# [Exercise objective]
Write out every line of the material as it stands, apart from the pictures.
— start Records for processing —
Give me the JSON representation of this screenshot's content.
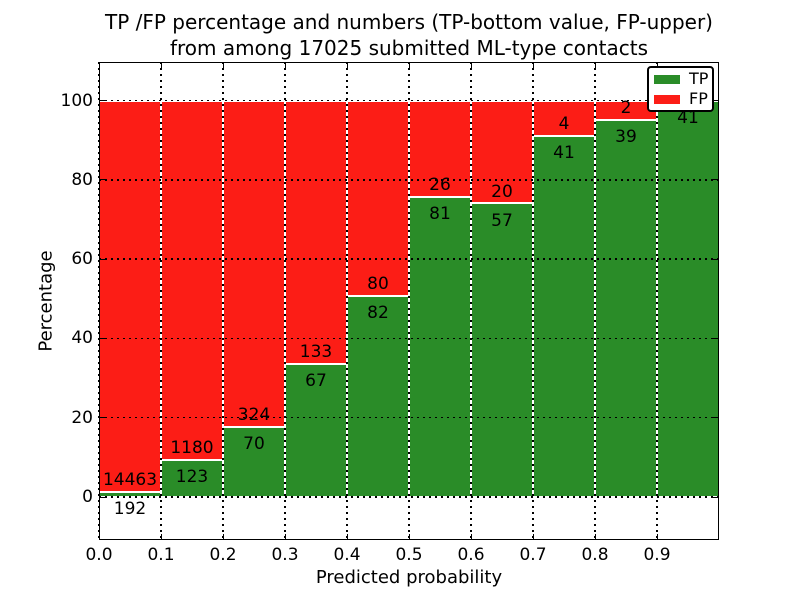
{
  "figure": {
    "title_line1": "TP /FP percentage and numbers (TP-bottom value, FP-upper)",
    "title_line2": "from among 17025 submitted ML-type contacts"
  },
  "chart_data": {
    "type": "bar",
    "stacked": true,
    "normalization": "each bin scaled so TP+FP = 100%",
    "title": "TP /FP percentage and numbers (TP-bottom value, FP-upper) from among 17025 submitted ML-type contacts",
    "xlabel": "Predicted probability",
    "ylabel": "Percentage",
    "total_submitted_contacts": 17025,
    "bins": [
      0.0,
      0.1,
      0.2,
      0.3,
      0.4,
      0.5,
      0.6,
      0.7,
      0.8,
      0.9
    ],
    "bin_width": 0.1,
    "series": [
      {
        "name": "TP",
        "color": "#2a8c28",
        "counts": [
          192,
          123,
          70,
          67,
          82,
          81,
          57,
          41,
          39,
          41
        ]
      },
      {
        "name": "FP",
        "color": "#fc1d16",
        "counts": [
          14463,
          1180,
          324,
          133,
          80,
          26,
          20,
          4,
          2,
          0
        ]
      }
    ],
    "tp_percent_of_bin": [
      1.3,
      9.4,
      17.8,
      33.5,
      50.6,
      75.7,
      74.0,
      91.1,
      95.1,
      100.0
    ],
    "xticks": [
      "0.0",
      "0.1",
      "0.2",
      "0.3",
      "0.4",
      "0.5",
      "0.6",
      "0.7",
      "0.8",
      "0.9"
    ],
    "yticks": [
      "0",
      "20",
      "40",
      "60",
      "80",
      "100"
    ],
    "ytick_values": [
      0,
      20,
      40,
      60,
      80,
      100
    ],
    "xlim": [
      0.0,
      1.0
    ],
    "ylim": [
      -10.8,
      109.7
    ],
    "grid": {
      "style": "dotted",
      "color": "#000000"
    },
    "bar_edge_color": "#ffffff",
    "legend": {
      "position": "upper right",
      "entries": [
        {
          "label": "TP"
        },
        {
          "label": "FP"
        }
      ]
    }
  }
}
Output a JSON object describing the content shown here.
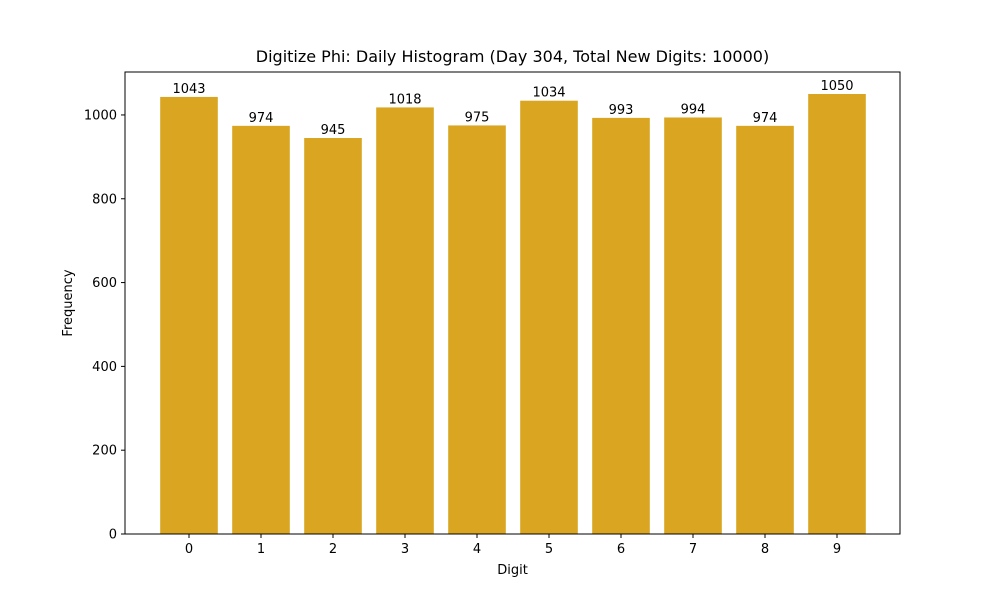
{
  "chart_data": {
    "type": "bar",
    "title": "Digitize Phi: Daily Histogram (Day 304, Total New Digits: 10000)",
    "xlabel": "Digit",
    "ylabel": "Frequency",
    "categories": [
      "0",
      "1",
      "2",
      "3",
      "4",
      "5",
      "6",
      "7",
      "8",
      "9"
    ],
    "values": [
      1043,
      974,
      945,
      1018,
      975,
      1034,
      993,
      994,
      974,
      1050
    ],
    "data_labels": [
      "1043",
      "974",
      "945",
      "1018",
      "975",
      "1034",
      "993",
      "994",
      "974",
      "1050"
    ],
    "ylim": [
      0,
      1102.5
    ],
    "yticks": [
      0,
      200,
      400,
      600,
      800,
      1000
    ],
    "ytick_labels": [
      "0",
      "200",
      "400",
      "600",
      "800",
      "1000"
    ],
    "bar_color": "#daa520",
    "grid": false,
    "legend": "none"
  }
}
— end Records for processing —
# [Output]
Give me the JSON representation of this screenshot's content.
{
  "figure": {
    "title_line1": "TP /FP percentage and numbers (TP-bottom value, FP-upper)",
    "title_line2": "from among 17025 submitted ML-type contacts"
  },
  "chart_data": {
    "type": "bar",
    "stacked": true,
    "normalization": "each bin scaled so TP+FP = 100%",
    "title": "TP /FP percentage and numbers (TP-bottom value, FP-upper) from among 17025 submitted ML-type contacts",
    "xlabel": "Predicted probability",
    "ylabel": "Percentage",
    "total_submitted_contacts": 17025,
    "bins": [
      0.0,
      0.1,
      0.2,
      0.3,
      0.4,
      0.5,
      0.6,
      0.7,
      0.8,
      0.9
    ],
    "bin_width": 0.1,
    "series": [
      {
        "name": "TP",
        "color": "#2a8c28",
        "counts": [
          192,
          123,
          70,
          67,
          82,
          81,
          57,
          41,
          39,
          41
        ]
      },
      {
        "name": "FP",
        "color": "#fc1d16",
        "counts": [
          14463,
          1180,
          324,
          133,
          80,
          26,
          20,
          4,
          2,
          0
        ]
      }
    ],
    "tp_percent_of_bin": [
      1.3,
      9.4,
      17.8,
      33.5,
      50.6,
      75.7,
      74.0,
      91.1,
      95.1,
      100.0
    ],
    "xticks": [
      "0.0",
      "0.1",
      "0.2",
      "0.3",
      "0.4",
      "0.5",
      "0.6",
      "0.7",
      "0.8",
      "0.9"
    ],
    "yticks": [
      "0",
      "20",
      "40",
      "60",
      "80",
      "100"
    ],
    "ytick_values": [
      0,
      20,
      40,
      60,
      80,
      100
    ],
    "xlim": [
      0.0,
      1.0
    ],
    "ylim": [
      -10.8,
      109.7
    ],
    "grid": {
      "style": "dotted",
      "color": "#000000"
    },
    "bar_edge_color": "#ffffff",
    "legend": {
      "position": "upper right",
      "entries": [
        {
          "label": "TP"
        },
        {
          "label": "FP"
        }
      ]
    }
  }
}
Output a JSON object describing the content shown here.
{
  "chart_data": {
    "type": "bar",
    "title": "Digitize Phi: Daily Histogram (Day 304, Total New Digits: 10000)",
    "xlabel": "Digit",
    "ylabel": "Frequency",
    "categories": [
      "0",
      "1",
      "2",
      "3",
      "4",
      "5",
      "6",
      "7",
      "8",
      "9"
    ],
    "values": [
      1043,
      974,
      945,
      1018,
      975,
      1034,
      993,
      994,
      974,
      1050
    ],
    "data_labels": [
      "1043",
      "974",
      "945",
      "1018",
      "975",
      "1034",
      "993",
      "994",
      "974",
      "1050"
    ],
    "ylim": [
      0,
      1102.5
    ],
    "yticks": [
      0,
      200,
      400,
      600,
      800,
      1000
    ],
    "ytick_labels": [
      "0",
      "200",
      "400",
      "600",
      "800",
      "1000"
    ],
    "bar_color": "#daa520",
    "grid": false,
    "legend": "none"
  }
}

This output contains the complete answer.